• **TEXTO SELECCIONADO**
En efecto, como ya se ha estudiado, después de lo dicho por
el general Plutarco Elias Calles en septiembre de 1928 sobre la
instauración de un sistema institucional; después también de la
fundación del Partido Nacional Revolucionario, México tuvo la oportunidad de probar las primicias de un orden político conforme al cual, los partidos políticos, tendrían una responsabilidad en el gobierno de la República. Este orden, ideado y puesto en
marcha por el general Calles, fue, en la realidad, un complemento
de la idea de nacionalidad que alumbraba a la nación -fue,
en esencia, la idea de una nacionalidad política.
Durante el funcionamiento de tal orden, que no se desarrolló
debidamente, pues la guerra civil, primero; la intriga y la
ambición, después; la falta de una tradición partidista, por
último, provocaron su frustración; durante el funcionamiento
de tal orden, se repite, todos los individuos que correspondieron
al mundo oficial, aceptaron y aplaudieron no sólo los proyectos
de Calles, sino también la jefatura de éste; jefatura a la
cual se la dio, sin la solicitación ni parecer de Calles, un carácter
de absolutista.
Calles, con muy buen tino, sin poder rechazar por razones
de disciplina partidista, la jefatura de lo que se llamó Maximato
fiado en la seguridad de su propio desinterés, llevó aquella
jefatura con señalado comedimiento. Respetó, hasta donde un
liderato de partido es capaz de hacerlo, dadas su autoridad y
responsabilidad políticas, la investidura de los presidentes Portes
Gil, Ortiz Rubio y Rodríguez y ello a pesar de lo que decía la
fantasía popular y lo que esparcía la insidia política.
Así, con mucho juicio y devoción a la responsabilidad
política, Calles se apartó de la elección del general Cárdenas. No
quiso —y tal lo establecen los documentos escritos— que se le
continuase acusando de ser el autor de una enésima imposición
de presidente. Tampoco quiso interponerse a la nueva pléyade
política que capitaneaba Cárdenas y que se solazaba hablando
de profundos cambios en la vida de México, para abrir con ello
una nueva era de la Revolución; era que, sin abandonar los
principios revolucionarios de 1910, diese otros temas a los
gobernantes de México.
Y el ascenso al poder del general Cárdenas, cambiaría, en
efecto, aquel aparato político y electoral, fundado por Calles y
llamado Maximato; y esto, sin que mediaran palabras condenatorias
para tal Maximato, sin que se elevara una voz de
aprobación a las intervenciones siempre prudentes y pocas
veces efectivas de Calles dentro del sistema administrativo.

• **DATOS PROPORCIONADOS**

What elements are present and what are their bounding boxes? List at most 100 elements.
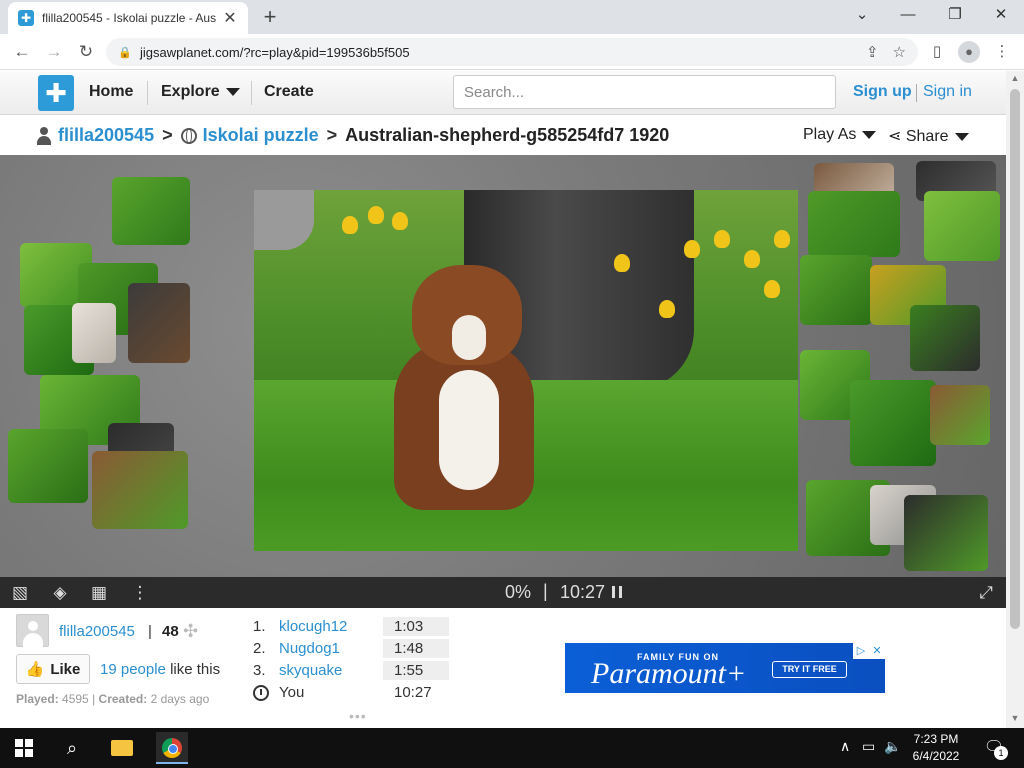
breadcrumb-folder-link[interactable]: Iskolai puzzle: [203, 125, 319, 146]
scroll-up-icon[interactable]: ▲: [1010, 73, 1020, 83]
puzzle-piece[interactable]: [910, 305, 980, 371]
play-as-dropdown[interactable]: Play As: [803, 126, 877, 144]
chrome-taskbar-icon[interactable]: [156, 732, 188, 764]
avatar[interactable]: [16, 614, 49, 647]
created-value: 2 days ago: [150, 692, 210, 706]
pause-icon[interactable]: [612, 586, 622, 598]
back-arrow-icon[interactable]: ←: [10, 40, 34, 64]
board-tulip: [368, 206, 384, 224]
tray-chevron-up-icon[interactable]: ∧: [840, 738, 850, 755]
kebab-menu-icon[interactable]: ⋮: [991, 41, 1013, 63]
puzzle-piece[interactable]: [112, 177, 190, 245]
puzzle-piece[interactable]: [92, 451, 188, 529]
board-tulip: [684, 240, 700, 258]
image-preview-icon[interactable]: ▧: [9, 582, 31, 604]
board-tulip: [659, 300, 675, 318]
taskbar-clock[interactable]: 7:23 PM 6/4/2022: [904, 731, 968, 765]
puzzle-piece[interactable]: [904, 495, 988, 571]
share-page-icon[interactable]: ⇪: [866, 43, 879, 61]
leaderboard-name-link[interactable]: Nugdog1: [279, 640, 340, 657]
leaderboard-name-link[interactable]: klocugh12: [279, 618, 347, 635]
side-panel-icon[interactable]: ▯: [926, 41, 948, 63]
author-username-link[interactable]: flilla200545: [59, 623, 135, 640]
network-icon[interactable]: ▭: [862, 738, 875, 755]
leaderboard-rank: 2.: [253, 640, 266, 657]
puzzle-control-bar: ▧ ◈ ▦ ⋮ 0% | 10:27 ⤢: [0, 577, 1006, 608]
ad-choices-icon[interactable]: ▷: [853, 643, 869, 659]
caret-down-icon: [954, 132, 969, 141]
clock-date: 6/4/2022: [912, 749, 960, 763]
puzzle-piece[interactable]: [930, 385, 990, 445]
forward-arrow-icon[interactable]: →: [42, 40, 66, 64]
profile-avatar-icon[interactable]: ●: [958, 41, 980, 63]
browser-tab-active[interactable]: ✚ flilla200545 - Iskolai puzzle - Aus ✕: [8, 2, 248, 34]
puzzle-info-panel: flilla200545 | 48 ✣ 👍 Like 19 people like…: [0, 608, 1006, 728]
leaderboard-you-label: You: [279, 684, 305, 701]
breadcrumb-user-link[interactable]: flilla200545: [58, 125, 154, 146]
lock-icon[interactable]: 🔒: [118, 46, 132, 59]
puzzle-piece[interactable]: [924, 191, 1000, 261]
breadcrumb: flilla200545 > Iskolai puzzle > Australi…: [36, 125, 669, 146]
likes-people-link[interactable]: 19 people: [100, 661, 166, 678]
restore-icon[interactable]: ❐: [940, 4, 970, 26]
signup-link[interactable]: Sign up: [853, 83, 912, 101]
more-options-icon[interactable]: ⋮: [129, 582, 151, 604]
scatter-pieces-icon[interactable]: ▦: [88, 582, 110, 604]
search-icon[interactable]: ⌕: [56, 732, 88, 764]
reload-icon[interactable]: ↻: [74, 40, 98, 64]
share-network-icon: ⋖: [888, 128, 902, 145]
puzzle-piece[interactable]: [72, 303, 116, 363]
leaderboard-row: 1. klocugh12 1:03: [253, 616, 458, 638]
volume-icon[interactable]: 🔈: [884, 738, 901, 755]
puzzle-timer: 10:27: [560, 582, 606, 602]
address-bar[interactable]: 🔒 jigsawplanet.com/?rc=play&pid=199536b5…: [106, 38, 918, 66]
puzzle-piece[interactable]: [850, 380, 936, 466]
jigsaw-planet-logo-icon[interactable]: ✚: [38, 75, 74, 111]
search-input[interactable]: [453, 75, 836, 109]
board-dog-muzzle: [452, 315, 486, 360]
board-tulip: [392, 212, 408, 230]
nav-create[interactable]: Create: [264, 83, 314, 101]
ghost-image-icon[interactable]: ◈: [49, 582, 71, 604]
like-button[interactable]: 👍 Like: [16, 654, 90, 684]
nav-explore[interactable]: Explore: [161, 83, 240, 101]
fullscreen-icon[interactable]: ⤢: [975, 582, 997, 604]
minimize-icon[interactable]: —: [893, 4, 923, 26]
nav-home[interactable]: Home: [89, 83, 133, 101]
browser-toolbar: ← → ↻ 🔒 jigsawplanet.com/?rc=play&pid=19…: [0, 34, 1024, 70]
puzzle-board-image[interactable]: [254, 190, 798, 551]
puzzle-piece[interactable]: [128, 283, 190, 363]
ad-choices[interactable]: ▷ ✕: [853, 643, 885, 659]
scroll-down-icon[interactable]: ▼: [1010, 713, 1020, 723]
progress-percent: 0%: [505, 582, 532, 602]
advertisement-banner[interactable]: FAMILY FUN ON Paramount+ TRY IT FREE ▷ ✕: [565, 643, 885, 693]
bookmark-star-icon[interactable]: ☆: [893, 43, 906, 61]
auth-divider: [916, 84, 917, 102]
control-separator: |: [543, 581, 548, 601]
chevron-down-icon[interactable]: ⌄: [847, 4, 877, 26]
ad-close-icon[interactable]: ✕: [869, 643, 885, 659]
new-tab-icon[interactable]: +: [258, 5, 282, 29]
expand-more-dots[interactable]: •••: [349, 708, 367, 724]
ad-cta-button[interactable]: TRY IT FREE: [772, 661, 847, 678]
tab-title: flilla200545 - Iskolai puzzle - Aus: [42, 11, 216, 25]
puzzle-piece[interactable]: [808, 191, 900, 257]
tab-close-icon[interactable]: ✕: [222, 8, 238, 28]
page-scrollbar[interactable]: ▲ ▼: [1006, 71, 1024, 728]
share-label: Share: [905, 128, 949, 145]
puzzle-piece[interactable]: [800, 255, 872, 325]
signin-link[interactable]: Sign in: [923, 83, 972, 101]
leaderboard-name-link[interactable]: skyquake: [279, 662, 342, 679]
played-label: Played:: [16, 692, 59, 706]
share-dropdown[interactable]: ⋖ Share: [888, 126, 969, 146]
close-window-icon[interactable]: ✕: [986, 4, 1016, 26]
scrollbar-thumb[interactable]: [1010, 89, 1020, 629]
ad-brand: Paramount+: [591, 657, 747, 690]
windows-start-icon[interactable]: [15, 739, 33, 757]
puzzle-piece[interactable]: [8, 429, 88, 503]
board-tulip: [714, 230, 730, 248]
piece-count: 48: [162, 623, 179, 640]
puzzle-play-area[interactable]: [0, 155, 1006, 577]
file-explorer-icon[interactable]: [106, 732, 138, 764]
person-icon: [36, 126, 52, 145]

• **QUÉ HACER**
Imprime sin cambios el pasaje del texto sobre Calles y el Maximato que abarca todo desde "Y el ascenso" hasta "del sistema administrativo.".

• **RESPUESTA**
Y el ascenso al poder del general Cárdenas, cambiaría, en
efecto, aquel aparato político y electoral, fundado por Calles y
llamado Maximato; y esto, sin que mediaran palabras condenatorias
para tal Maximato, sin que se elevara una voz de
aprobación a las intervenciones siempre prudentes y pocas
veces efectivas de Calles dentro del sistema administrativo.